- [SELECTED PASSAGE]
-- Begin --
The fake documentary makes no attempt to find out who killed Regeni, but it does look to exonerate Egypt’s National Security Agency (NSA) from having had anything to do with the murder, despite the fact that on the night he disappeared, the researcher was seen in a Cairo police station and the National Security Agency headquarters by two separate witnesses.

It is suggested that when his body was found nine days later, on February 3, 2016, alongside the Cairo/Alexandria Desert Highway and just a kilometre from NSA headquarters, that the very proximity should discount intelligence involvement. The argument is, ‘What sort of security agency would dump the half-naked corpse of a foreigner bearing clear signs of prolonged torture on its own doorstep?’

One answer that makes sense was found in a document sent to the Italian embassy in Switzerland, which claimed Egypt’s Military Intelligence and Reconnaissance agency murdered the researcher, then left Regeni’s body near the HQ of its rival NSA in a bid to embarrass and discredit it as part of an ongoing internecine feud between the two agencies. A military blanket was found near the body.

Further on, the video also indulges in a lengthy trashing of the way that Rome tackled its part of the probe, although the reality is that both Italians and Egyptians were suspicious of each other and what secrets each might unearth. The ill-feeling and distrust that grew over the last five years is why Egypt failed to hand over the four suspects, refusing to recognise the Italian legal process. The men, all still serving NSA agents, will be tried in absentia.
-- End --
- [WRITTEN REQUEST]
Please continue the passage about the fake documentary on Regeni's murder from where it stops.

- [DATA ENTRIES]
-- Begin --
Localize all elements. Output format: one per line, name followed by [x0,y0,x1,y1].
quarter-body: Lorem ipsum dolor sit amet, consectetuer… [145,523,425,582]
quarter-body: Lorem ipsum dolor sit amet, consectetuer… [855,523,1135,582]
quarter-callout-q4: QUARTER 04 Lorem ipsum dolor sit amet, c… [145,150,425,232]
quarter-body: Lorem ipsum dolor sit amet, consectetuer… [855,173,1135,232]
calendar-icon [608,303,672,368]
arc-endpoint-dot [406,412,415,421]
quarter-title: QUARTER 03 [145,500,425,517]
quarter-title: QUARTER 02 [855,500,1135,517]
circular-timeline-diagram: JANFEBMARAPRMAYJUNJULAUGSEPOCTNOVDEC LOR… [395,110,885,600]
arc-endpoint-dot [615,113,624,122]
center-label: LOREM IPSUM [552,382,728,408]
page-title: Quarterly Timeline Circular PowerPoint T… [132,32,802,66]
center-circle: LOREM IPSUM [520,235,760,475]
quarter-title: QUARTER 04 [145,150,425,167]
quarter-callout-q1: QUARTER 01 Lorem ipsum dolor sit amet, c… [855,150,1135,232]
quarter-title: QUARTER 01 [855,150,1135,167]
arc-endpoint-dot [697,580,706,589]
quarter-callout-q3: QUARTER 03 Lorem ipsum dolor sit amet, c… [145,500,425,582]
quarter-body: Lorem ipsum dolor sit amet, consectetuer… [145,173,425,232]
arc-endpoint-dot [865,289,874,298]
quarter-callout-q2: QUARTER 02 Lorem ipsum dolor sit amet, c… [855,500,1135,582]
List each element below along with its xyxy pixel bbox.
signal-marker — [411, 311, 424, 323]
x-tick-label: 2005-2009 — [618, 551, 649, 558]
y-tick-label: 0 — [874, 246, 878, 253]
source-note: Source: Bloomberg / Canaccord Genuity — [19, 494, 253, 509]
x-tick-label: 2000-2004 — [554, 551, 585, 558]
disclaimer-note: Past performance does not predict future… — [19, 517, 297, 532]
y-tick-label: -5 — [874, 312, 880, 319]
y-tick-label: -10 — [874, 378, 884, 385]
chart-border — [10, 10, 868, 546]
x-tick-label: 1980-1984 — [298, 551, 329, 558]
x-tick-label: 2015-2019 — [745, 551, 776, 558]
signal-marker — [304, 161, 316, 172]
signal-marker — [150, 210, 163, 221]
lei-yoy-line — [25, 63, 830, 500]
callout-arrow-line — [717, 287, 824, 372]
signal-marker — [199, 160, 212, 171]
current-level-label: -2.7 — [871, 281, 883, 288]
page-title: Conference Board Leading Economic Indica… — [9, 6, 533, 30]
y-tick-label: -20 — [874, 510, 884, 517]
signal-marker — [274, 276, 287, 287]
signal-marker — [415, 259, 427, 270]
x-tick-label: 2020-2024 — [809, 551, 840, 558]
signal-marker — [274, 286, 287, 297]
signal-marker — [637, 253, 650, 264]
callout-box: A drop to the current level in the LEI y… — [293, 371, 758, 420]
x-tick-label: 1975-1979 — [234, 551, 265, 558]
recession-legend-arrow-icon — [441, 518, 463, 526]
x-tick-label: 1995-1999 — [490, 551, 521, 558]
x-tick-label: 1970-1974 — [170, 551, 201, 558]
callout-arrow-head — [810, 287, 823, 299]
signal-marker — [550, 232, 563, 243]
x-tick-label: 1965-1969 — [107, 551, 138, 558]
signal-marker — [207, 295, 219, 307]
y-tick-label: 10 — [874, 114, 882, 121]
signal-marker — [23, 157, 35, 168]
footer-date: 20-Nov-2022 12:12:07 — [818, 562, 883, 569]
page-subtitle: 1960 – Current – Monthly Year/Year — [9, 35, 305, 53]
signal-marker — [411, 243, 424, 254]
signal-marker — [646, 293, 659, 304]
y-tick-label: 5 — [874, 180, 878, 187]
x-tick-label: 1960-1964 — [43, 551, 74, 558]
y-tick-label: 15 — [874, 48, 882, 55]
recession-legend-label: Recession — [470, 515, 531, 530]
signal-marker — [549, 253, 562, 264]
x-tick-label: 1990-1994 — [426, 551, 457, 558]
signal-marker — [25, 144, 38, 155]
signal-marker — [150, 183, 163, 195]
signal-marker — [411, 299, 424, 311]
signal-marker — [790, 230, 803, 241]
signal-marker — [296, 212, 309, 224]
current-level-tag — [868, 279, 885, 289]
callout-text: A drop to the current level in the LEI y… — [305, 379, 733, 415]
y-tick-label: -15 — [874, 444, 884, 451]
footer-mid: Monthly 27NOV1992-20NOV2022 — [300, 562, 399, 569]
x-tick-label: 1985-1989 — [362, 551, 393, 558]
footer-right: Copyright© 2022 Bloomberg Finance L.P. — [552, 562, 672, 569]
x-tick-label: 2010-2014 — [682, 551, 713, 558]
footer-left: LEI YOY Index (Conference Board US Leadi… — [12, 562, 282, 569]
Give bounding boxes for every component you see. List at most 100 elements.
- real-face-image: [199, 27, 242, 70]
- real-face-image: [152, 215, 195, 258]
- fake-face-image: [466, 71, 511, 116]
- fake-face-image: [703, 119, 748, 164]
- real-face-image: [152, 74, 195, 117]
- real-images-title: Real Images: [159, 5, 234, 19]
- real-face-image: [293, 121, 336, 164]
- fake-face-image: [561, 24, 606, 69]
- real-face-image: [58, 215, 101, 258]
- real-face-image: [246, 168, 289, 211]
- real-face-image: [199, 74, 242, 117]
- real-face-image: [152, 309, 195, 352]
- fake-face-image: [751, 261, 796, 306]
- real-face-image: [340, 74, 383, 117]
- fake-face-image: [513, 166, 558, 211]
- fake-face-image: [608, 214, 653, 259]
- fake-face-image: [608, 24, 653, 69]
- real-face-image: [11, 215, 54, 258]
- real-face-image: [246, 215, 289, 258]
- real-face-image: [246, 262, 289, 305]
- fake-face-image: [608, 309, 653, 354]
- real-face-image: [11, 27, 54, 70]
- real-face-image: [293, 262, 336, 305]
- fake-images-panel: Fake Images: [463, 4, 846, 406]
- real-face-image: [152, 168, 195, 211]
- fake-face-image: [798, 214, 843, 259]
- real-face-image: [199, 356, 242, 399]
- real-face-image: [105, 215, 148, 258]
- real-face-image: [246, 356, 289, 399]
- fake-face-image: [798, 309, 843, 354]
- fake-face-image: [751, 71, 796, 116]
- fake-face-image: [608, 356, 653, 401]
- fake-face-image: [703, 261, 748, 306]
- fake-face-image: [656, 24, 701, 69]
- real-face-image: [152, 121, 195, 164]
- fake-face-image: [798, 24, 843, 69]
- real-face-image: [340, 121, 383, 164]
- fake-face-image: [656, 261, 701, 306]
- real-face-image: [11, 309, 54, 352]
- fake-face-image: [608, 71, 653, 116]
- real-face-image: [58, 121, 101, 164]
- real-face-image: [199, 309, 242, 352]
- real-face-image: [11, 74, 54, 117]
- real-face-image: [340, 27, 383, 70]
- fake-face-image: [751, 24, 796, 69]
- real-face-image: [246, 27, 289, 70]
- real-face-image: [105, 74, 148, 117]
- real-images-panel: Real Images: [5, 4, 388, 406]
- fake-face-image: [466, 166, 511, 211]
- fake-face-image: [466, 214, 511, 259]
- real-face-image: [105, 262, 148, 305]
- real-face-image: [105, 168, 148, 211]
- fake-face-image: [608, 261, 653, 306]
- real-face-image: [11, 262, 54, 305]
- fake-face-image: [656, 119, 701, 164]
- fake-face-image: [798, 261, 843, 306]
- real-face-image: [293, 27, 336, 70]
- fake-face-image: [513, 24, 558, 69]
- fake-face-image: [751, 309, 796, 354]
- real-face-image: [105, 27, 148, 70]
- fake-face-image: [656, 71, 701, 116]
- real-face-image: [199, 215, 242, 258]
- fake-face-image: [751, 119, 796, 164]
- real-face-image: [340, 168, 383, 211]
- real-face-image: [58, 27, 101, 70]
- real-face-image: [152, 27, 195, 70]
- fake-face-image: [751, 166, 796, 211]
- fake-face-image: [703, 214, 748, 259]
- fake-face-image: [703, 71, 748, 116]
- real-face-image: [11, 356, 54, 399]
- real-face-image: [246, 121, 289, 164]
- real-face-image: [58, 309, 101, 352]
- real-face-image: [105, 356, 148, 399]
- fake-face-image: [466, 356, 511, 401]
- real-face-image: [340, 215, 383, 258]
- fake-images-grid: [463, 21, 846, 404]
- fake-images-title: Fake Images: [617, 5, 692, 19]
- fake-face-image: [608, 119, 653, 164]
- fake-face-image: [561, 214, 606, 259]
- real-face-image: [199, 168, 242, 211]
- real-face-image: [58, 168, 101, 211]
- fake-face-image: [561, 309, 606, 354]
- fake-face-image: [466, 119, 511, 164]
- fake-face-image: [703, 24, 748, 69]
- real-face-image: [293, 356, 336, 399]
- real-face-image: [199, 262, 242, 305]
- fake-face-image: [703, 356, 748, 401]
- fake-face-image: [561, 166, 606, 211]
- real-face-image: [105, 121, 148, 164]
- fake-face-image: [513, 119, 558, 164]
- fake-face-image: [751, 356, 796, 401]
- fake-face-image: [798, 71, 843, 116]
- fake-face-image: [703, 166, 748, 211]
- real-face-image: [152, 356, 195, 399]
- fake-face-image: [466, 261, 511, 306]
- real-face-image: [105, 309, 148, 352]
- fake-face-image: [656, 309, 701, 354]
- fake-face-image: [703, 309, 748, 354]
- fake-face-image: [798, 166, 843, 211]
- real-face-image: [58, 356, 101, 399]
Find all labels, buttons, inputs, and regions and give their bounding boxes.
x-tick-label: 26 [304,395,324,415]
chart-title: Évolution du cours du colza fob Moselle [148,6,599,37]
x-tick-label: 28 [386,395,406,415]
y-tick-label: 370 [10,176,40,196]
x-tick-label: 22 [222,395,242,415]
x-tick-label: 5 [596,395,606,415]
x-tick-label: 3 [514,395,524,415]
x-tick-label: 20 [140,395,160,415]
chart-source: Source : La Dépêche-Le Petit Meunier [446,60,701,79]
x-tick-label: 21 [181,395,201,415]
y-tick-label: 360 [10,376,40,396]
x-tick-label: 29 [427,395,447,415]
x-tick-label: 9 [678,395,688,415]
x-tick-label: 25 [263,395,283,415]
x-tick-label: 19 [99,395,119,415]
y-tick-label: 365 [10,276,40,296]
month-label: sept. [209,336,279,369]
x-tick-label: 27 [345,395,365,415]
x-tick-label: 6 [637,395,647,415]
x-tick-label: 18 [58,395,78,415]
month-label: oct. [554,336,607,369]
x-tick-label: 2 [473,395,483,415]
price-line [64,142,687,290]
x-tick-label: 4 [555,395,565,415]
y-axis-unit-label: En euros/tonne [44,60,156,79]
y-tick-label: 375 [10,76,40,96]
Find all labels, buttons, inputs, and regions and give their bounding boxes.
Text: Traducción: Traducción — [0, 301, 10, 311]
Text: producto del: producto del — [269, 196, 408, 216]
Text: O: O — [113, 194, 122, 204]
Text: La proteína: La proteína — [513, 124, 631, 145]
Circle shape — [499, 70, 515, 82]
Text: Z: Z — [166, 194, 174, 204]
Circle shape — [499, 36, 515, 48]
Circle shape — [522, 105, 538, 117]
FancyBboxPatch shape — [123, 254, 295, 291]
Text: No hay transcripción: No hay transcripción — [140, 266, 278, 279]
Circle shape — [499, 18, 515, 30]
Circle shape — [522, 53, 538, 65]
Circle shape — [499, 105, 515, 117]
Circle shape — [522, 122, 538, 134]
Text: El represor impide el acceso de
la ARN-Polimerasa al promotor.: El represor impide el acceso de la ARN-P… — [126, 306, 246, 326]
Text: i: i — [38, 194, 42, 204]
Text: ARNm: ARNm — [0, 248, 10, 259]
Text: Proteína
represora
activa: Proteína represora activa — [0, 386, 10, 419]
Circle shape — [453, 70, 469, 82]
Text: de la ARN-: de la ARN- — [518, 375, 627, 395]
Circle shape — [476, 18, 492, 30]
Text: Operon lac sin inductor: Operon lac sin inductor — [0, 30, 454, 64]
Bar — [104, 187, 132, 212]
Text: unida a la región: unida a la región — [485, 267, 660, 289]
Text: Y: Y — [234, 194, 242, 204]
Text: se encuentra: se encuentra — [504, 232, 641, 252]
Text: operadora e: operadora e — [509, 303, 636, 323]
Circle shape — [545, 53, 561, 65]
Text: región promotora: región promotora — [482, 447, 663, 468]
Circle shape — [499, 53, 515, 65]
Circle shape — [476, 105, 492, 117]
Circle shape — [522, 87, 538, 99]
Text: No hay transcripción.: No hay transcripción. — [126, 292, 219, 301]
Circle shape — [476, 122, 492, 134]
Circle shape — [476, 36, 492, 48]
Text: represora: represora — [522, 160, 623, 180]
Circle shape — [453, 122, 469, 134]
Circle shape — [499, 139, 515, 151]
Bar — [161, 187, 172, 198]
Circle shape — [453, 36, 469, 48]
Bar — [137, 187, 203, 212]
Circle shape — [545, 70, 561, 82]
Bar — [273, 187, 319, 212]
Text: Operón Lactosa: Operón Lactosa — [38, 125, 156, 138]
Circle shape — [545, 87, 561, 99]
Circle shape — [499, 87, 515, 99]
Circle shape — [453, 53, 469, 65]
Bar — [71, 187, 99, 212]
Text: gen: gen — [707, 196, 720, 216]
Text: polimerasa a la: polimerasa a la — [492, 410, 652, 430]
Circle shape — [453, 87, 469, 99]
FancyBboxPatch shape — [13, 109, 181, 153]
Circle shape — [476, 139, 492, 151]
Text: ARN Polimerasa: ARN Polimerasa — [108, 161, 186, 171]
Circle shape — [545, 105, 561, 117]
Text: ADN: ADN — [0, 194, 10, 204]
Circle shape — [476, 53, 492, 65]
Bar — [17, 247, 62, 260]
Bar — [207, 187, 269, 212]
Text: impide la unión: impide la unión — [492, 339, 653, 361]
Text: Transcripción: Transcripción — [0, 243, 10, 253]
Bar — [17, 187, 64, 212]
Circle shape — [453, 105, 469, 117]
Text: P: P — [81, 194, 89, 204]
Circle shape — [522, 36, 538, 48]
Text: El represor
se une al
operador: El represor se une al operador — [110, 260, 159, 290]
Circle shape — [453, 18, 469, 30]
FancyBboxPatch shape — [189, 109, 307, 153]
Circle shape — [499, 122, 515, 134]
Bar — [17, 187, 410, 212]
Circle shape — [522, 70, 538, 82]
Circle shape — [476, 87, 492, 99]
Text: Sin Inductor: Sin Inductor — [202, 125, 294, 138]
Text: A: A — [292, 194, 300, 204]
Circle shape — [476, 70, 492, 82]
-- End --
- [EXERCISE OUTPUT]
The fake doc ends with a very clear message; the outcome of the trial of four intelligence agents could have serious consequences for Egypt-Italy relations. And this is where to look for clues to the identity of the filmmaker. Because when you talk about Egypt and Italy, you are talking about Italian energy giant Ente Nazionale Idrocarburi (ENI). You are talking about ENI’s huge Zohr gas project off Egypt’s northern coast, the new oil wells it has just drilled in the Western Desert and the crucial links between Cairo and the government-backed ENI, the key to energy-vulnerable Italy’s needs.

ENI boss Claudio Descalzi raised the matter of Regeni’s death with the Eygptian President Abdel Fattah el-Sisi on at least three occasions, and was rumoured in the New York Times to have enlisted the help of the Italian intelligence services to resolve the case. 

However, in a classic display of backing both horses, he also replied to a bid from Amnesty International to put pressure on Egypt with a letter assuring it that “competent authorities are making every effort to find the answers that the Regeni family is waiting for: important answers for us too, because respect for each person is the basis of our work and because we are committed to the development of Egypt.”

I can’t be the only one who finds it strange that a business titan should busy himself with the murder investigation of a doctorate student in a foreign land and then note that, not to put too much polish on it, the whole matter was bad for business.

Because that was the exact same point that the mysterious documentary was making. And while the pressure imposed on the investigation into the brutal torture and murder of an innocent university researcher from Italy ultimately undermined efforts to seek the truth, at least in one respect the Italian and Egyptian governments are on the same page.

To a cynic, their goal is clear. Let’s get this unfortunate Regeni matter over and done with through a high-profile show trial featuring none of the guilty men and then get on with the important stuff, like making money. 

And in the meantime, get those video nerds to churn out some propaganda to hammer home the message. Surely, it can only help.